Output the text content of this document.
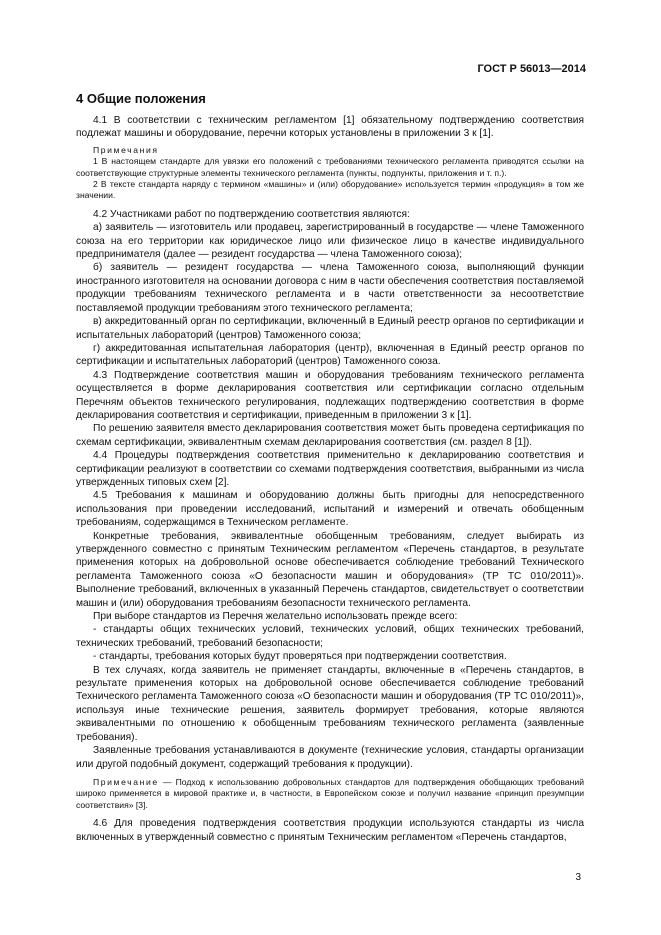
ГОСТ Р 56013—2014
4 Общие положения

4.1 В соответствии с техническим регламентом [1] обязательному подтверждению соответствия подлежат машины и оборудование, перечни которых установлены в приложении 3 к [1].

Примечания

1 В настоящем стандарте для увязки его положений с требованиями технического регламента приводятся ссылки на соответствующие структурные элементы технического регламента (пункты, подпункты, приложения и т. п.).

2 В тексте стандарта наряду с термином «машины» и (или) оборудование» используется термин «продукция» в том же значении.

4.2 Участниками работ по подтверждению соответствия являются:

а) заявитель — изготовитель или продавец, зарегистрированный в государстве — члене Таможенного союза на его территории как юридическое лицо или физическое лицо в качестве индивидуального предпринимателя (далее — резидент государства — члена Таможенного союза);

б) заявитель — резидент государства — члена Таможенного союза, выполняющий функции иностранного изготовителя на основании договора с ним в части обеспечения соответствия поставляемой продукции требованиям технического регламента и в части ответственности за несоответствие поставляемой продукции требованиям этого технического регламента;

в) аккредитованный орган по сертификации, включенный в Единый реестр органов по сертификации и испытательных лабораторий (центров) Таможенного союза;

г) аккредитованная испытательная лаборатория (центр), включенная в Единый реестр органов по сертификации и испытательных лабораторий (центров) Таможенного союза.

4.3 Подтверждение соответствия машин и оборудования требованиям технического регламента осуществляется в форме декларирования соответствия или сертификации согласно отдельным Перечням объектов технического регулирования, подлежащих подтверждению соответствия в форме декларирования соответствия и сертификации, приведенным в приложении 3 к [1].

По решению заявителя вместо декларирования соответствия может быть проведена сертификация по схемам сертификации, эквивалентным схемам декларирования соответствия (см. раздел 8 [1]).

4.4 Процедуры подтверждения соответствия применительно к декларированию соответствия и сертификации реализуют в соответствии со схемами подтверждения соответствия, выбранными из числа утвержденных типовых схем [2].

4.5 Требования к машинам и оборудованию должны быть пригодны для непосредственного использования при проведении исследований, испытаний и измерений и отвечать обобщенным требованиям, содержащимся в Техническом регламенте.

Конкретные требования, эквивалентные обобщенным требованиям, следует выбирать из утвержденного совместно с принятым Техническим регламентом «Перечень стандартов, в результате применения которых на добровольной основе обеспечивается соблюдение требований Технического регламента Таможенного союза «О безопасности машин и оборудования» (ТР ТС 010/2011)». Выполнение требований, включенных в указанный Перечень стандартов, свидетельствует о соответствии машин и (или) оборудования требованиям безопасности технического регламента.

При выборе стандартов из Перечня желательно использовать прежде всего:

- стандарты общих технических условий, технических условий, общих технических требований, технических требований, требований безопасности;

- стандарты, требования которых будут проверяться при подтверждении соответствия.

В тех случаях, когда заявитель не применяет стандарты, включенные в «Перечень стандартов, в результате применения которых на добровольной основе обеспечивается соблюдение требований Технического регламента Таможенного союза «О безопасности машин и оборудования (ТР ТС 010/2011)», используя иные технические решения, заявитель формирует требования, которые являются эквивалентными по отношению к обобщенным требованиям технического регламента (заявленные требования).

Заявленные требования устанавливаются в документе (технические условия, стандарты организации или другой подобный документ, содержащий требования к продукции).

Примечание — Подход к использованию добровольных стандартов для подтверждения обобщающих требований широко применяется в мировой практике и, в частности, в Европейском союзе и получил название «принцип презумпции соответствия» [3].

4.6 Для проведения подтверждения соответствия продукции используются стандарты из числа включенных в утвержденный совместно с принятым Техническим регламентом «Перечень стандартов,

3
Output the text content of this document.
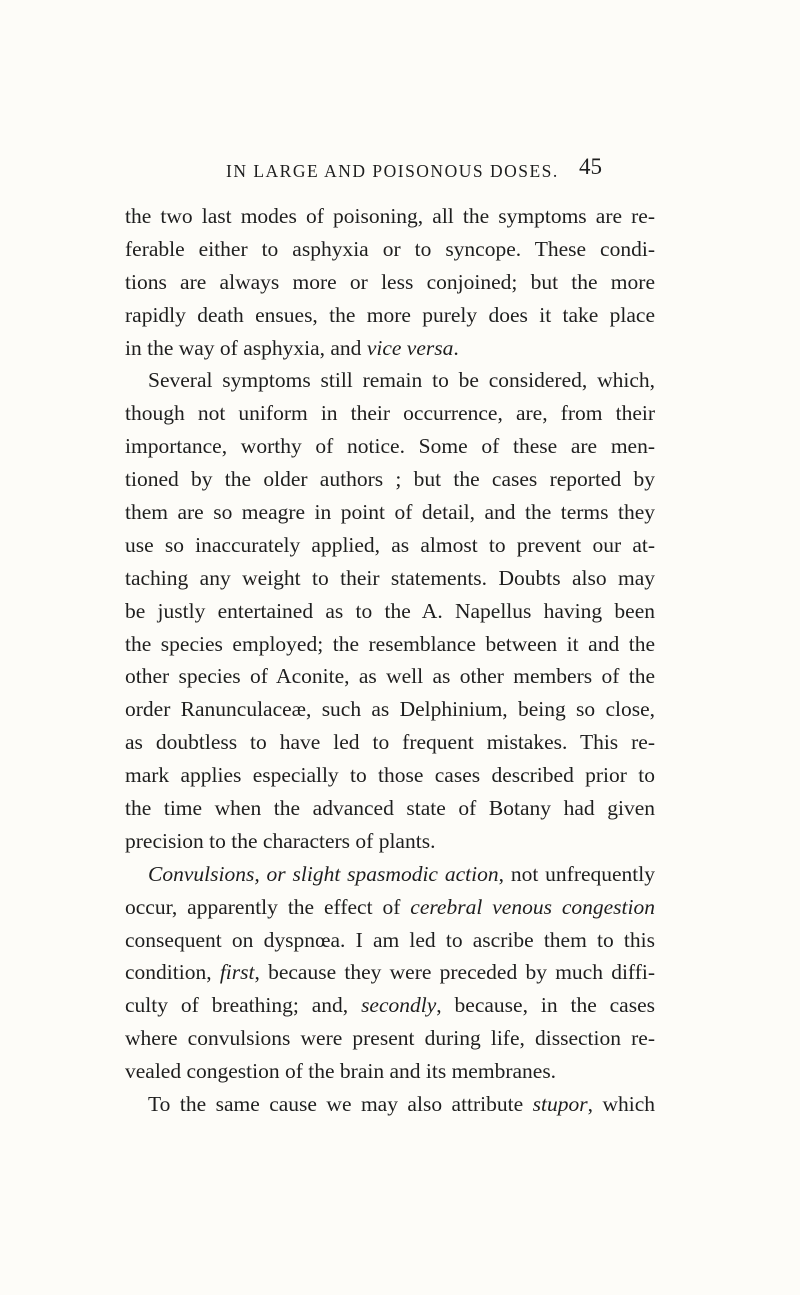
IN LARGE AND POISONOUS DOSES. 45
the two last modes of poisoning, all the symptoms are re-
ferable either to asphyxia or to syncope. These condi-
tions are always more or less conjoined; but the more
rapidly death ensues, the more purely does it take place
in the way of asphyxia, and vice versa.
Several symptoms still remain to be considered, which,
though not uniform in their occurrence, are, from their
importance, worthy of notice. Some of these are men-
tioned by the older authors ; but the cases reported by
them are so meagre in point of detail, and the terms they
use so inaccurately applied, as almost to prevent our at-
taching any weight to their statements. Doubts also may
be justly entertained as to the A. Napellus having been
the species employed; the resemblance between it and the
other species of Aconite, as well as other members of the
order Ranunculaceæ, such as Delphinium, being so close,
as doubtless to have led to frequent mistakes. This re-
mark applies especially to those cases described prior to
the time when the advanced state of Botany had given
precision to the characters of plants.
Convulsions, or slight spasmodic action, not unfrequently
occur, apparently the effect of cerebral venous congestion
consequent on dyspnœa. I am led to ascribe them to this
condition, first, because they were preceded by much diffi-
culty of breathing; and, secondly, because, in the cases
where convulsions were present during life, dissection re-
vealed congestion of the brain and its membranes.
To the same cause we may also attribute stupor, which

# # # # # # #

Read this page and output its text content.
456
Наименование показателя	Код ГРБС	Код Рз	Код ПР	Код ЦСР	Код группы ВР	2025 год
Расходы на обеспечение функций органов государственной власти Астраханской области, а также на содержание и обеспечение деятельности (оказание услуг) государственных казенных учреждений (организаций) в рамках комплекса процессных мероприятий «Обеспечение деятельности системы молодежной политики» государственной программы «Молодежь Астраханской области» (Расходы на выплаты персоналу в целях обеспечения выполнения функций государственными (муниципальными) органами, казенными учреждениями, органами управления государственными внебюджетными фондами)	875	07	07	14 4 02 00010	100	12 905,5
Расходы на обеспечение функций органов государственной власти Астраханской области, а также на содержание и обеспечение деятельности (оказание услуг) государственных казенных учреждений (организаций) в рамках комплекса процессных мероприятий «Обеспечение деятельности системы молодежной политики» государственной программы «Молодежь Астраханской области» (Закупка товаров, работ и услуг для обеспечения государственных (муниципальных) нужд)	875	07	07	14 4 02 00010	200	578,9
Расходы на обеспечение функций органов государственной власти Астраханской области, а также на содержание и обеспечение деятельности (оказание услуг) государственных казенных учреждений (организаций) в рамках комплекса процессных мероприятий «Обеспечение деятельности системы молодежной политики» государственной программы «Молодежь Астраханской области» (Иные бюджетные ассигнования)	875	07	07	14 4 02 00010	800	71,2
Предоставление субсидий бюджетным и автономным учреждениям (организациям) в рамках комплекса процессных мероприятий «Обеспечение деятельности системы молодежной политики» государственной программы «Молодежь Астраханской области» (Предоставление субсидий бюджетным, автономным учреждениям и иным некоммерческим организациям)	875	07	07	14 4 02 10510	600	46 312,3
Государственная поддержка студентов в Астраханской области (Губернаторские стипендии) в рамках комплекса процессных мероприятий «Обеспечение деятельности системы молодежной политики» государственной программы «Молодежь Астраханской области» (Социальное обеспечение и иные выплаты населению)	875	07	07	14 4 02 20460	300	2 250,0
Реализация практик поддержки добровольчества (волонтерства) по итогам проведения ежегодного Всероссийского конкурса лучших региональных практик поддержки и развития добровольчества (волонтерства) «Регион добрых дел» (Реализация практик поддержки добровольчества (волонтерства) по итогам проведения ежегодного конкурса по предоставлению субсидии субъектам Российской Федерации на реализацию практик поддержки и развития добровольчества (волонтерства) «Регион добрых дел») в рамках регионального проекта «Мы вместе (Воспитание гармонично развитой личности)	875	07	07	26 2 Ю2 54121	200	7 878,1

# # # # # # #

Using the entries above, return each line in which the word "symptoms" occurs.

the two last modes of poisoning, all the symptoms are re-
Several symptoms still remain to be considered, which,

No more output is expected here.